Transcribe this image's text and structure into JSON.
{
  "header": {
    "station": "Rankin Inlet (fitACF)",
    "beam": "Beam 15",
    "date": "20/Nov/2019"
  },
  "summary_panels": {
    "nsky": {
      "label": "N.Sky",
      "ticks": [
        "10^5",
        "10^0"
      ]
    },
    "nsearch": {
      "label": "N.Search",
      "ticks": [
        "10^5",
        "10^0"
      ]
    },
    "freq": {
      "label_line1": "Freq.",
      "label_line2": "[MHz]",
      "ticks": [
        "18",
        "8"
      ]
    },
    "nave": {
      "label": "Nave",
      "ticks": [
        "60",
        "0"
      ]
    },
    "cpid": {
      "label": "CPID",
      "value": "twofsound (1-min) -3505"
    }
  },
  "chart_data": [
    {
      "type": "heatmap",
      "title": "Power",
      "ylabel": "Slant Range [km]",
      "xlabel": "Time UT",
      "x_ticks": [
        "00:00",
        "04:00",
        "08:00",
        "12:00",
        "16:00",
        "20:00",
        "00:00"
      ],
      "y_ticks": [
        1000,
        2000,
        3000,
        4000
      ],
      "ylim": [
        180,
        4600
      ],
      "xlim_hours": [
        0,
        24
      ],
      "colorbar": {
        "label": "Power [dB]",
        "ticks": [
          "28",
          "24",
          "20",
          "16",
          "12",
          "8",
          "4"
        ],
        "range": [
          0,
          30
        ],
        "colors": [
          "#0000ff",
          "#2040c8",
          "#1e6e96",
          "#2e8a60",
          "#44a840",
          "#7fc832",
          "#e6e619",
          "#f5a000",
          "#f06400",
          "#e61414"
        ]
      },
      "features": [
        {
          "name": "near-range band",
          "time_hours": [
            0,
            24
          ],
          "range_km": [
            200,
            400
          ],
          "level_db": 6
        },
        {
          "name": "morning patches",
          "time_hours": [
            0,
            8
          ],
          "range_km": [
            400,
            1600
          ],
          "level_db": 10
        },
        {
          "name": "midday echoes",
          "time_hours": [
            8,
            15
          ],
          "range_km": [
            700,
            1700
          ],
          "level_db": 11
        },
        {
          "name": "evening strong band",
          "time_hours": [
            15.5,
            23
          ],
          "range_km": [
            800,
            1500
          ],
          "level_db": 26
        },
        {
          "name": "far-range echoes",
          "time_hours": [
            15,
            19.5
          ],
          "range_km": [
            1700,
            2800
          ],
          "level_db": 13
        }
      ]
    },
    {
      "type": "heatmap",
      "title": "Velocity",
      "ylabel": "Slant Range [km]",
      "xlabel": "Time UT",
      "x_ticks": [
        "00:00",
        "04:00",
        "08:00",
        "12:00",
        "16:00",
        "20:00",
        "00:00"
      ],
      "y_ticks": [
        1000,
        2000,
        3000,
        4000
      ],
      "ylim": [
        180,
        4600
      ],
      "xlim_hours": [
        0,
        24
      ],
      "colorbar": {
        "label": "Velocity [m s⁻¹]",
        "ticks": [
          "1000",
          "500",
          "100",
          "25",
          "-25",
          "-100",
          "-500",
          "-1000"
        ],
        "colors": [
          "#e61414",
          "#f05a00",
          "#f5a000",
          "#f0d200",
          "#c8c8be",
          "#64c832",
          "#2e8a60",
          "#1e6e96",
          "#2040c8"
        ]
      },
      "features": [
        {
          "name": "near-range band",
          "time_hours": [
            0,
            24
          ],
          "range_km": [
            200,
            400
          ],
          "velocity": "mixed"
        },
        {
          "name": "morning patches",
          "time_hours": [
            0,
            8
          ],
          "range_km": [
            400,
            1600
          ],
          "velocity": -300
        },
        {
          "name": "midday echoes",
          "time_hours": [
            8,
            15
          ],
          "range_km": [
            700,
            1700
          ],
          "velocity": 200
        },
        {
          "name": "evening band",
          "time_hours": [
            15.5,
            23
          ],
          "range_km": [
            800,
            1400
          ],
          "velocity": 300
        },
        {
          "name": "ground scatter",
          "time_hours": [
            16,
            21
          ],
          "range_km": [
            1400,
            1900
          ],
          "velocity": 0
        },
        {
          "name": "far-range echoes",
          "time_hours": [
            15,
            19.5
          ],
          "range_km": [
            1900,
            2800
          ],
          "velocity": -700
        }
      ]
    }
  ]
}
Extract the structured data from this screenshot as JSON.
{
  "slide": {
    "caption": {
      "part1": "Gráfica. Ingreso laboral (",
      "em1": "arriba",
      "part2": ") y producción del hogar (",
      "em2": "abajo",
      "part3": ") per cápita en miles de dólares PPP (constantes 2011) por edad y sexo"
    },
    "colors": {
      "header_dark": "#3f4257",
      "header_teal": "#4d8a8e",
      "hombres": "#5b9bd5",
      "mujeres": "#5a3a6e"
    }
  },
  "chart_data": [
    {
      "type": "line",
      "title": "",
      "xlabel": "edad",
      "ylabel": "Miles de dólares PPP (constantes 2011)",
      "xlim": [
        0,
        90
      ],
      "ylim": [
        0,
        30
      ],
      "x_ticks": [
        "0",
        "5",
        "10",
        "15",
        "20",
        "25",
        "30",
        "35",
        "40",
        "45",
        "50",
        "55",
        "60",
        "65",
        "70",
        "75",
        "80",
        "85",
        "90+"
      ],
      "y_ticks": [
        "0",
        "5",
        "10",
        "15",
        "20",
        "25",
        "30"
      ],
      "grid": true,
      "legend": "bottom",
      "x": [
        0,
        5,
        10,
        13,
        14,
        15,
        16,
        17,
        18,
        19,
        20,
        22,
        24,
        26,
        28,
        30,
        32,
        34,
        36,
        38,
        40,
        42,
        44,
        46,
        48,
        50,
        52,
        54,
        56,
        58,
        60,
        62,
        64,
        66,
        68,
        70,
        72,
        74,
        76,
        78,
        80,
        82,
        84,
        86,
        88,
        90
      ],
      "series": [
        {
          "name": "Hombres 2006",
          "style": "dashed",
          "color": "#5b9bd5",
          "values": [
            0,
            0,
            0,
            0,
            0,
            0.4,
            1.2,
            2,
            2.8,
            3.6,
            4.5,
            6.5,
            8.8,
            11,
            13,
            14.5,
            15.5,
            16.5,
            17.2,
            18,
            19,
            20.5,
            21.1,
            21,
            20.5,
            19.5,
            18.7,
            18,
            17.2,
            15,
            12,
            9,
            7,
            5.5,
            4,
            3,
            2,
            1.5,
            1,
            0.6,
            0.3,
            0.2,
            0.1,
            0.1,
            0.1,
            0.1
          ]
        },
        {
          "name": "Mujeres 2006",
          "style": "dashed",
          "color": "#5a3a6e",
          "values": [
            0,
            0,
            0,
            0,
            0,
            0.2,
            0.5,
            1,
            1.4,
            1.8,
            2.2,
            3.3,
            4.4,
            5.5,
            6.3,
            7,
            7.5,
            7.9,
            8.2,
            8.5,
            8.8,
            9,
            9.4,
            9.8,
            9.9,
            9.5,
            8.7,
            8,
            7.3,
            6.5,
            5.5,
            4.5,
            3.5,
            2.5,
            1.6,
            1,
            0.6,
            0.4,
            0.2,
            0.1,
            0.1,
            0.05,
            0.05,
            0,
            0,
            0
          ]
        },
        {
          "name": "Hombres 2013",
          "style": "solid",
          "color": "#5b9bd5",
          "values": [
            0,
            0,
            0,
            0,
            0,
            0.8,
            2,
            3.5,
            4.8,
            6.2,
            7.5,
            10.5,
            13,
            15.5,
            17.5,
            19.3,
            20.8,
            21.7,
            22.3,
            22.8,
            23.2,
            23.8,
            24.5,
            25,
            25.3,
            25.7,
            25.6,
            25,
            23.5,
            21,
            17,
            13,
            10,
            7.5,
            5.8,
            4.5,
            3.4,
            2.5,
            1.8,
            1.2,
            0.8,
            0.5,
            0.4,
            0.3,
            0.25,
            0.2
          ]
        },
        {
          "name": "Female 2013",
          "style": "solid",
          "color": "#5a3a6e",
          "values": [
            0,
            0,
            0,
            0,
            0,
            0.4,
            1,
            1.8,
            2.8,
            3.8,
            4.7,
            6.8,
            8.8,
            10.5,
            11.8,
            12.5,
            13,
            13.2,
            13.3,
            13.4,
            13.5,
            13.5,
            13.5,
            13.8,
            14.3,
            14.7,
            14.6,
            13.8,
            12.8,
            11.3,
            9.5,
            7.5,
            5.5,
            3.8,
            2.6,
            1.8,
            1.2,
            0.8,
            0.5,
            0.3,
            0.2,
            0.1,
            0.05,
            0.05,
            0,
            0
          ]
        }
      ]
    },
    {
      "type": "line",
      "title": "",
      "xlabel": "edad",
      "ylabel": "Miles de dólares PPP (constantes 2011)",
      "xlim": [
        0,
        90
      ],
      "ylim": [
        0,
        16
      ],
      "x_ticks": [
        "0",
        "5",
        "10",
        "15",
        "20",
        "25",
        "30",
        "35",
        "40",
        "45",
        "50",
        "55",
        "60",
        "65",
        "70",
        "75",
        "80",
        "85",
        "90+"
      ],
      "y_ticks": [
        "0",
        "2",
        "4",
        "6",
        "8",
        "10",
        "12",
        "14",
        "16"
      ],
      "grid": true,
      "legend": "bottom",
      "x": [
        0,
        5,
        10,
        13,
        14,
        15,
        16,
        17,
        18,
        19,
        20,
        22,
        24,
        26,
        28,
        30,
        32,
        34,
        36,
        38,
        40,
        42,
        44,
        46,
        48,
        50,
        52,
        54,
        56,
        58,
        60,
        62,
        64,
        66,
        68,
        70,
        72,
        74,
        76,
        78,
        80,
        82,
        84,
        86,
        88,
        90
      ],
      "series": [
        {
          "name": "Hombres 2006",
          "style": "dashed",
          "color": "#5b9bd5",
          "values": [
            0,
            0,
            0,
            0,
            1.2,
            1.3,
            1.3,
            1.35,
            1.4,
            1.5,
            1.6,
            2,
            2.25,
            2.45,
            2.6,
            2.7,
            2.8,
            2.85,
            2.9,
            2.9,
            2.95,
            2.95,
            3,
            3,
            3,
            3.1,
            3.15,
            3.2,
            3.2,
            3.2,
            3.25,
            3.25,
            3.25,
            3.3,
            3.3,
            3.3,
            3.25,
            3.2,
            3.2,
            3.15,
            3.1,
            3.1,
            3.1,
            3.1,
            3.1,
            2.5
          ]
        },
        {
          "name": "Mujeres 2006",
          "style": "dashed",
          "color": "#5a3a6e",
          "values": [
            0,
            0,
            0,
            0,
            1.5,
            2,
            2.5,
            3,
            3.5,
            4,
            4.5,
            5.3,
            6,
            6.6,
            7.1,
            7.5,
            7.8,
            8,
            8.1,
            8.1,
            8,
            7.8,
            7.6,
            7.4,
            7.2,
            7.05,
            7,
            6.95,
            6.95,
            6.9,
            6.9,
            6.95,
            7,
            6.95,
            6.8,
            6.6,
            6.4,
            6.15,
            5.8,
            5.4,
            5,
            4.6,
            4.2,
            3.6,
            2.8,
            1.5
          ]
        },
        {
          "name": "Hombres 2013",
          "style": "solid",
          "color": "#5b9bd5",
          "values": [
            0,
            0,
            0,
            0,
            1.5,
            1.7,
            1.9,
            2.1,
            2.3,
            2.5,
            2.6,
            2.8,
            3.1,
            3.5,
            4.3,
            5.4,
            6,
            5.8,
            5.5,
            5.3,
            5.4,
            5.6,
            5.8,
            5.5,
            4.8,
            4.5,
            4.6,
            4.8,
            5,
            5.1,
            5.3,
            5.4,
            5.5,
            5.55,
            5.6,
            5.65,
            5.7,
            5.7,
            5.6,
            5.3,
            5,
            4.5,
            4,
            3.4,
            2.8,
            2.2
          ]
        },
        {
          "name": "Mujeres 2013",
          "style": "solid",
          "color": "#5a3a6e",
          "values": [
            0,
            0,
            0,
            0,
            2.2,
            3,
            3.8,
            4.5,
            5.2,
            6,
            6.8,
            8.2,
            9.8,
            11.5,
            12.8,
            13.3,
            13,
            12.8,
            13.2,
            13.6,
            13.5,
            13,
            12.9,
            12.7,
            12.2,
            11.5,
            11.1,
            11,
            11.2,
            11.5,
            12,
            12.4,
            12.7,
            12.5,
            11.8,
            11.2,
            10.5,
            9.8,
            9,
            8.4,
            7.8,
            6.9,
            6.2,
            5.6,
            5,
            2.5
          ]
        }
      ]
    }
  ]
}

● ● ● ● ●

[Set exercise]:
Scan the entries above. Copy each line that has the string "title".

[Response to the exercise]:
      "title": "Power",
      "title": "Velocity",
      "title": "",
      "title": "",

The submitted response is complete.